WRITTEN PROBLEM: Repeat the whole of the data, keeping every detail the same.

MATERIAL SUPPLIED:

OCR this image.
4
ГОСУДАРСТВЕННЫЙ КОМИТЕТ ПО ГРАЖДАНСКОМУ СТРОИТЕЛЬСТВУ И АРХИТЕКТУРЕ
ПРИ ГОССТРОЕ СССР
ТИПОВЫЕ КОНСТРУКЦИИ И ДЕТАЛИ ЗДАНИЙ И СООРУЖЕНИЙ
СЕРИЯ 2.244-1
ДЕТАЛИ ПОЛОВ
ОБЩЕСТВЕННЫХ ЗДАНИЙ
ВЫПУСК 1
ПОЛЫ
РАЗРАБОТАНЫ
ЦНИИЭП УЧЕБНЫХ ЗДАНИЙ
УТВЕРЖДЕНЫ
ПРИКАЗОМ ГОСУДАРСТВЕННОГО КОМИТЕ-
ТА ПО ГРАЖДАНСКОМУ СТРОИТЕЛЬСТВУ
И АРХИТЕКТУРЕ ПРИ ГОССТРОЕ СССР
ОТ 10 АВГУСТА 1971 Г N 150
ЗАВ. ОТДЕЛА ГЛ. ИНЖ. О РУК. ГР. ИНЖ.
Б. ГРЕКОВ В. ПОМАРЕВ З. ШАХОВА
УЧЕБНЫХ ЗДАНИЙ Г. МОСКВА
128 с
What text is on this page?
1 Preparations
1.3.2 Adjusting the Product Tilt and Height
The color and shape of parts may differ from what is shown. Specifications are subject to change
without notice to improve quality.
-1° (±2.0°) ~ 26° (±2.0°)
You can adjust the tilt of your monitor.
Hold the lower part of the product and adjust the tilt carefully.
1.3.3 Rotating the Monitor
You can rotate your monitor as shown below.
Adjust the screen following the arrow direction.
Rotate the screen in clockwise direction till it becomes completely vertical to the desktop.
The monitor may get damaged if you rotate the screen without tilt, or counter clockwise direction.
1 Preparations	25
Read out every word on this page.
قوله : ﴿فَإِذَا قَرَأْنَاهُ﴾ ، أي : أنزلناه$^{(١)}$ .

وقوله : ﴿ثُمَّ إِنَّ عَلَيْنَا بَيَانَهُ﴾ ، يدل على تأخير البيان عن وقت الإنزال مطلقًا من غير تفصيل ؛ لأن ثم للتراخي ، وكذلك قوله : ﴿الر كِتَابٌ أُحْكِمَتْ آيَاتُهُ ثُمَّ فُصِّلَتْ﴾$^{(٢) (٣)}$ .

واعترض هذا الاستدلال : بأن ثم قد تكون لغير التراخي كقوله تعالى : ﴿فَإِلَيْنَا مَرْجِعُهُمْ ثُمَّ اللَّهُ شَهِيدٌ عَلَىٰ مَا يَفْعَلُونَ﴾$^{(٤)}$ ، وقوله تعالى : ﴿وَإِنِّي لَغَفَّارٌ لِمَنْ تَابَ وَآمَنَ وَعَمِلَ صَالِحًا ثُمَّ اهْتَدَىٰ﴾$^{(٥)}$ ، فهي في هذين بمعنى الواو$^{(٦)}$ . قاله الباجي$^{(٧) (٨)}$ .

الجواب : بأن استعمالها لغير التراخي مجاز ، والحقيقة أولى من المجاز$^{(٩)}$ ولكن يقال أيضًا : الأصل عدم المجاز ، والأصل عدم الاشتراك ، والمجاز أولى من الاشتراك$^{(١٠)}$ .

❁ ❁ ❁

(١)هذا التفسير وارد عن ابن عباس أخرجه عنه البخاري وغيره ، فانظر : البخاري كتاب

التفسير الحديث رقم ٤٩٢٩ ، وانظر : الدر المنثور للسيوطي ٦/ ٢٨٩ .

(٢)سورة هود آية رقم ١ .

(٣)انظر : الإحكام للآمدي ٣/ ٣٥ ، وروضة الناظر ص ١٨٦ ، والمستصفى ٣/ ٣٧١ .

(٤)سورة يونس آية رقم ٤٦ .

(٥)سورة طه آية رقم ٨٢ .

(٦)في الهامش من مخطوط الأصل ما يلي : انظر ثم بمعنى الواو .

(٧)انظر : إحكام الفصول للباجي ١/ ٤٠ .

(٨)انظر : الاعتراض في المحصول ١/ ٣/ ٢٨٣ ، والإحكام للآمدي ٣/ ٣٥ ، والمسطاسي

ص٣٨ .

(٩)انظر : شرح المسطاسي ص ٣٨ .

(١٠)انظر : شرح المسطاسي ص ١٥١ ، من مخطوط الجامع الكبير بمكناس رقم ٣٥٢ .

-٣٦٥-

OUTPUT OF THE EXERCISE:
OCR this image.
4
ГОСУДАРСТВЕННЫЙ КОМИТЕТ ПО ГРАЖДАНСКОМУ СТРОИТЕЛЬСТВУ И АРХИТЕКТУРЕ
ПРИ ГОССТРОЕ СССР
ТИПОВЫЕ КОНСТРУКЦИИ И ДЕТАЛИ ЗДАНИЙ И СООРУЖЕНИЙ
СЕРИЯ 2.244-1
ДЕТАЛИ ПОЛОВ
ОБЩЕСТВЕННЫХ ЗДАНИЙ
ВЫПУСК 1
ПОЛЫ
РАЗРАБОТАНЫ
ЦНИИЭП УЧЕБНЫХ ЗДАНИЙ
УТВЕРЖДЕНЫ
ПРИКАЗОМ ГОСУДАРСТВЕННОГО КОМИТЕ-
ТА ПО ГРАЖДАНСКОМУ СТРОИТЕЛЬСТВУ
И АРХИТЕКТУРЕ ПРИ ГОССТРОЕ СССР
ОТ 10 АВГУСТА 1971 Г N 150
ЗАВ. ОТДЕЛА ГЛ. ИНЖ. О РУК. ГР. ИНЖ.
Б. ГРЕКОВ В. ПОМАРЕВ З. ШАХОВА
УЧЕБНЫХ ЗДАНИЙ Г. МОСКВА
128 с
What text is on this page?
1 Preparations
1.3.2 Adjusting the Product Tilt and Height
The color and shape of parts may differ from what is shown. Specifications are subject to change
without notice to improve quality.
-1° (±2.0°) ~ 26° (±2.0°)
You can adjust the tilt of your monitor.
Hold the lower part of the product and adjust the tilt carefully.
1.3.3 Rotating the Monitor
You can rotate your monitor as shown below.
Adjust the screen following the arrow direction.
Rotate the screen in clockwise direction till it becomes completely vertical to the desktop.
The monitor may get damaged if you rotate the screen without tilt, or counter clockwise direction.
1 Preparations	25
Read out every word on this page.
قوله : ﴿فَإِذَا قَرَأْنَاهُ﴾ ، أي : أنزلناه$^{(١)}$ .

وقوله : ﴿ثُمَّ إِنَّ عَلَيْنَا بَيَانَهُ﴾ ، يدل على تأخير البيان عن وقت الإنزال مطلقًا من غير تفصيل ؛ لأن ثم للتراخي ، وكذلك قوله : ﴿الر كِتَابٌ أُحْكِمَتْ آيَاتُهُ ثُمَّ فُصِّلَتْ﴾$^{(٢) (٣)}$ .

واعترض هذا الاستدلال : بأن ثم قد تكون لغير التراخي كقوله تعالى : ﴿فَإِلَيْنَا مَرْجِعُهُمْ ثُمَّ اللَّهُ شَهِيدٌ عَلَىٰ مَا يَفْعَلُونَ﴾$^{(٤)}$ ، وقوله تعالى : ﴿وَإِنِّي لَغَفَّارٌ لِمَنْ تَابَ وَآمَنَ وَعَمِلَ صَالِحًا ثُمَّ اهْتَدَىٰ﴾$^{(٥)}$ ، فهي في هذين بمعنى الواو$^{(٦)}$ . قاله الباجي$^{(٧) (٨)}$ .

الجواب : بأن استعمالها لغير التراخي مجاز ، والحقيقة أولى من المجاز$^{(٩)}$ ولكن يقال أيضًا : الأصل عدم المجاز ، والأصل عدم الاشتراك ، والمجاز أولى من الاشتراك$^{(١٠)}$ .

❁ ❁ ❁

(١)هذا التفسير وارد عن ابن عباس أخرجه عنه البخاري وغيره ، فانظر : البخاري كتاب

التفسير الحديث رقم ٤٩٢٩ ، وانظر : الدر المنثور للسيوطي ٦/ ٢٨٩ .

(٢)سورة هود آية رقم ١ .

(٣)انظر : الإحكام للآمدي ٣/ ٣٥ ، وروضة الناظر ص ١٨٦ ، والمستصفى ٣/ ٣٧١ .

(٤)سورة يونس آية رقم ٤٦ .

(٥)سورة طه آية رقم ٨٢ .

(٦)في الهامش من مخطوط الأصل ما يلي : انظر ثم بمعنى الواو .

(٧)انظر : إحكام الفصول للباجي ١/ ٤٠ .

(٨)انظر : الاعتراض في المحصول ١/ ٣/ ٢٨٣ ، والإحكام للآمدي ٣/ ٣٥ ، والمسطاسي

ص٣٨ .

(٩)انظر : شرح المسطاسي ص ٣٨ .

(١٠)انظر : شرح المسطاسي ص ١٥١ ، من مخطوط الجامع الكبير بمكناس رقم ٣٥٢ .

-٣٦٥-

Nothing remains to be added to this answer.